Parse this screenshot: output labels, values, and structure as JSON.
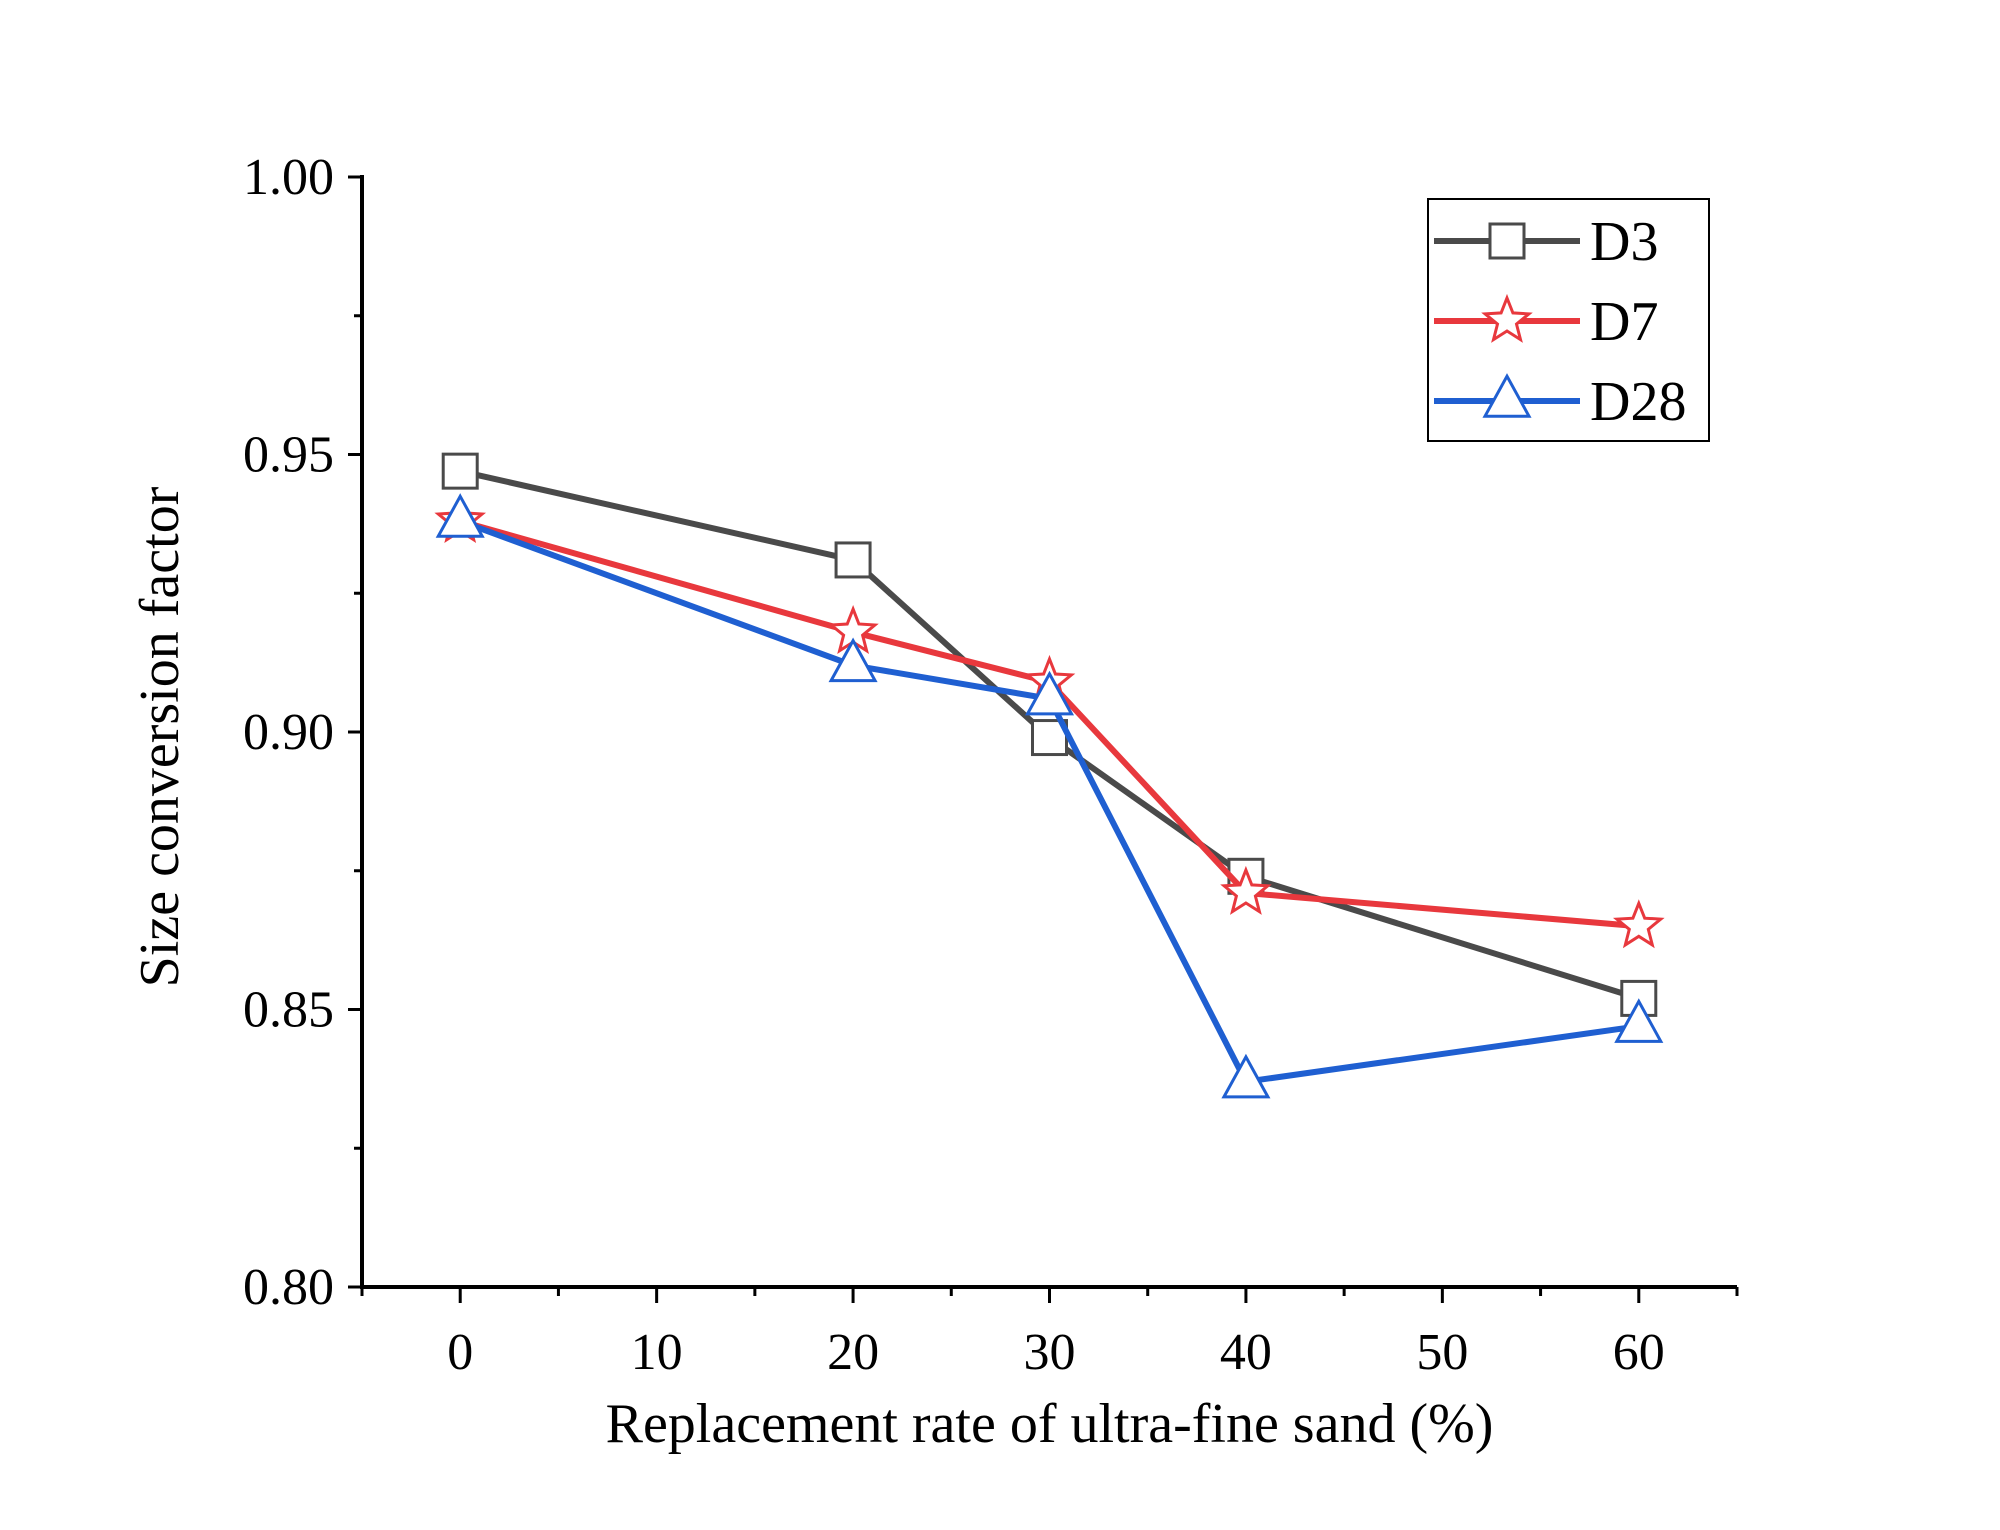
{
  "chart_data": {
    "type": "line",
    "title": "",
    "xlabel": "Replacement rate of ultra-fine sand (%)",
    "ylabel": "Size conversion factor",
    "xlim": [
      -5,
      65
    ],
    "ylim": [
      0.8,
      1.0
    ],
    "x_ticks": [
      0,
      10,
      20,
      30,
      40,
      50,
      60
    ],
    "x_tick_labels": [
      "0",
      "10",
      "20",
      "30",
      "40",
      "50",
      "60"
    ],
    "y_ticks": [
      0.8,
      0.85,
      0.9,
      0.95,
      1.0
    ],
    "y_tick_labels": [
      "0.80",
      "0.85",
      "0.90",
      "0.95",
      "1.00"
    ],
    "grid": false,
    "legend_position": "top-right",
    "x": [
      0,
      20,
      30,
      40,
      60
    ],
    "series": [
      {
        "name": "D3",
        "color": "#4a4a4a",
        "marker": "square",
        "values": [
          0.947,
          0.931,
          0.899,
          0.874,
          0.852
        ]
      },
      {
        "name": "D7",
        "color": "#e8383d",
        "marker": "star",
        "values": [
          0.938,
          0.918,
          0.909,
          0.871,
          0.865
        ]
      },
      {
        "name": "D28",
        "color": "#1f5fd1",
        "marker": "triangle",
        "values": [
          0.938,
          0.912,
          0.906,
          0.837,
          0.847
        ]
      }
    ]
  }
}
• • •
## Exercise instructions
Leave the images out, please, and restate each line word for word.

## Solution for this problem
Parse this screenshot: output labels, values, and structure as JSON.
{
  "chart_data": {
    "type": "line",
    "title": "",
    "xlabel": "Replacement rate of ultra-fine sand (%)",
    "ylabel": "Size conversion factor",
    "xlim": [
      -5,
      65
    ],
    "ylim": [
      0.8,
      1.0
    ],
    "x_ticks": [
      0,
      10,
      20,
      30,
      40,
      50,
      60
    ],
    "x_tick_labels": [
      "0",
      "10",
      "20",
      "30",
      "40",
      "50",
      "60"
    ],
    "y_ticks": [
      0.8,
      0.85,
      0.9,
      0.95,
      1.0
    ],
    "y_tick_labels": [
      "0.80",
      "0.85",
      "0.90",
      "0.95",
      "1.00"
    ],
    "grid": false,
    "legend_position": "top-right",
    "x": [
      0,
      20,
      30,
      40,
      60
    ],
    "series": [
      {
        "name": "D3",
        "color": "#4a4a4a",
        "marker": "square",
        "values": [
          0.947,
          0.931,
          0.899,
          0.874,
          0.852
        ]
      },
      {
        "name": "D7",
        "color": "#e8383d",
        "marker": "star",
        "values": [
          0.938,
          0.918,
          0.909,
          0.871,
          0.865
        ]
      },
      {
        "name": "D28",
        "color": "#1f5fd1",
        "marker": "triangle",
        "values": [
          0.938,
          0.912,
          0.906,
          0.837,
          0.847
        ]
      }
    ]
  }
}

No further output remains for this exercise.